Task requirements | In the entries starting at the line that contains "x-tick-label: 4 xyxy=(390,433,401,453)" and ending at the last entry, change "bar" to "column" and leave everything else as it is.

Element box annotations
* BEGIN *

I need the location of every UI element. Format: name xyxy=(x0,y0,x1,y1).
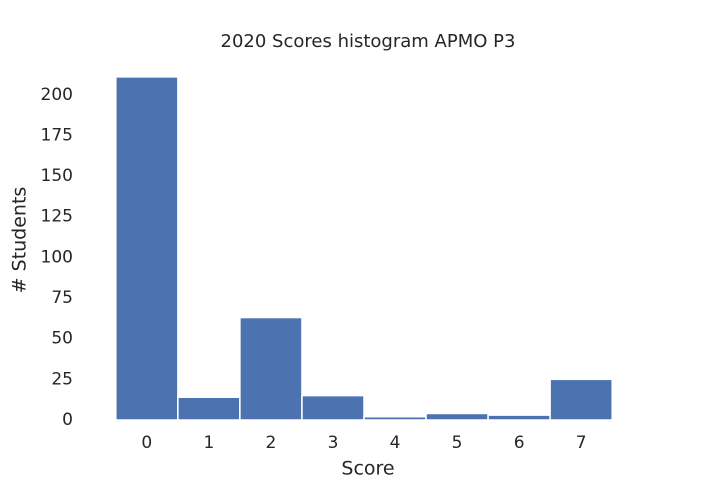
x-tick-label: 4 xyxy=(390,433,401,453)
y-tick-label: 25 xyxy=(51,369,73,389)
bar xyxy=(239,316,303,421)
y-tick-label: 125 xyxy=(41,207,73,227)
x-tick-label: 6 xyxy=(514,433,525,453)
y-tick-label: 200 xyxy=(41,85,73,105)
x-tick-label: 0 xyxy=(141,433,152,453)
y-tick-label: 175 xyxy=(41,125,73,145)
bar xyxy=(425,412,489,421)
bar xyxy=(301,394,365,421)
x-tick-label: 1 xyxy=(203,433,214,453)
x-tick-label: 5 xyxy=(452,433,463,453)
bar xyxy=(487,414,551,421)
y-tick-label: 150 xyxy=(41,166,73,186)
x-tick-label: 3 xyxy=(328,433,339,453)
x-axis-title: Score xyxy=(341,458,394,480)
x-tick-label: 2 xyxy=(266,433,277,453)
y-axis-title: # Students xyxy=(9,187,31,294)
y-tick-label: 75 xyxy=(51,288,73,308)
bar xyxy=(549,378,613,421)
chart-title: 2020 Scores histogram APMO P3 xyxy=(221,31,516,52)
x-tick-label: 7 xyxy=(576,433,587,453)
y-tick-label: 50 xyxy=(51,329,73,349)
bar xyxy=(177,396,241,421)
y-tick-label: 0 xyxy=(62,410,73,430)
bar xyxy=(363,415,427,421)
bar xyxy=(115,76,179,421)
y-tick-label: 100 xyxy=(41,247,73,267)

* END *

The answer |
x-tick-label: 4 xyxy=(390,433,401,453)
y-tick-label: 25 xyxy=(51,369,73,389)
column xyxy=(239,316,303,421)
y-tick-label: 125 xyxy=(41,207,73,227)
x-tick-label: 6 xyxy=(514,433,525,453)
y-tick-label: 200 xyxy=(41,85,73,105)
x-tick-label: 0 xyxy=(141,433,152,453)
y-tick-label: 175 xyxy=(41,125,73,145)
column xyxy=(425,412,489,421)
column xyxy=(301,394,365,421)
x-tick-label: 1 xyxy=(203,433,214,453)
x-tick-label: 5 xyxy=(452,433,463,453)
column xyxy=(487,414,551,421)
y-tick-label: 150 xyxy=(41,166,73,186)
x-tick-label: 3 xyxy=(328,433,339,453)
x-axis-title: Score xyxy=(341,458,394,480)
x-tick-label: 2 xyxy=(266,433,277,453)
y-axis-title: # Students xyxy=(9,187,31,294)
y-tick-label: 75 xyxy=(51,288,73,308)
column xyxy=(549,378,613,421)
chart-title: 2020 Scores histogram APMO P3 xyxy=(221,31,516,52)
x-tick-label: 7 xyxy=(576,433,587,453)
y-tick-label: 50 xyxy=(51,329,73,349)
column xyxy=(177,396,241,421)
y-tick-label: 0 xyxy=(62,410,73,430)
column xyxy=(363,415,427,421)
column xyxy=(115,76,179,421)
y-tick-label: 100 xyxy=(41,247,73,267)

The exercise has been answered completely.